● What to work on: Restate the listing below word for word, omitting any images.

● Data for this task:
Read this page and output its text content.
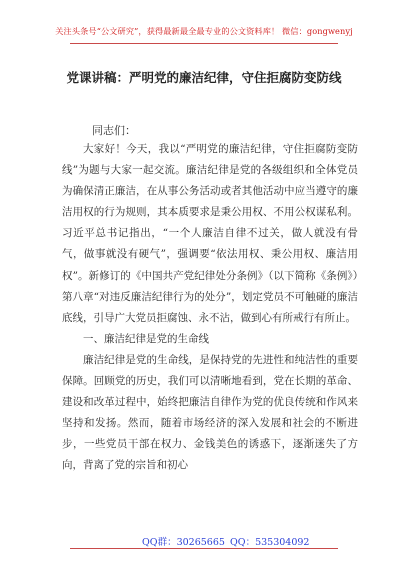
关注头条号“公文研究”，获得最新最全最专业的公文资料库！ 微信：gongwenyj
党课讲稿：严明党的廉洁纪律，守住拒腐防变防线
同志们：

大家好！今天，我以“严明党的廉洁纪律，守住拒腐防变防线”为题与大家一起交流。廉洁纪律是党的各级组织和全体党员为确保清正廉洁，在从事公务活动或者其他活动中应当遵守的廉洁用权的行为规则，其本质要求是秉公用权、不用公权谋私利。习近平总书记指出，“一个人廉洁自律不过关，做人就没有骨气，做事就没有硬气”，强调要“依法用权、秉公用权、廉洁用权”。新修订的《中国共产党纪律处分条例》（以下简称《条例》）第八章“对违反廉洁纪律行为的处分”，划定党员不可触碰的廉洁底线，引导广大党员拒腐蚀、永不沾，做到心有所戒行有所止。

一、廉洁纪律是党的生命线

廉洁纪律是党的生命线，是保持党的先进性和纯洁性的重要保障。回顾党的历史，我们可以清晰地看到，党在长期的革命、建设和改革过程中，始终把廉洁自律作为党的优良传统和作风来坚持和发扬。然而，随着市场经济的深入发展和社会的不断进步，一些党员干部在权力、金钱美色的诱惑下，逐渐迷失了方向，背离了党的宗旨和初心

QQ群：30265665 QQ：535304092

● Output:
Read this page and output its text content.
关注头条号“公文研究”，获得最新最全最专业的公文资料库！ 微信：gongwenyj
党课讲稿：严明党的廉洁纪律，守住拒腐防变防线
同志们：

大家好！今天，我以“严明党的廉洁纪律，守住拒腐防变防线”为题与大家一起交流。廉洁纪律是党的各级组织和全体党员为确保清正廉洁，在从事公务活动或者其他活动中应当遵守的廉洁用权的行为规则，其本质要求是秉公用权、不用公权谋私利。习近平总书记指出，“一个人廉洁自律不过关，做人就没有骨气，做事就没有硬气”，强调要“依法用权、秉公用权、廉洁用权”。新修订的《中国共产党纪律处分条例》（以下简称《条例》）第八章“对违反廉洁纪律行为的处分”，划定党员不可触碰的廉洁底线，引导广大党员拒腐蚀、永不沾，做到心有所戒行有所止。

一、廉洁纪律是党的生命线

廉洁纪律是党的生命线，是保持党的先进性和纯洁性的重要保障。回顾党的历史，我们可以清晰地看到，党在长期的革命、建设和改革过程中，始终把廉洁自律作为党的优良传统和作风来坚持和发扬。然而，随着市场经济的深入发展和社会的不断进步，一些党员干部在权力、金钱美色的诱惑下，逐渐迷失了方向，背离了党的宗旨和初心

QQ群：30265665 QQ：535304092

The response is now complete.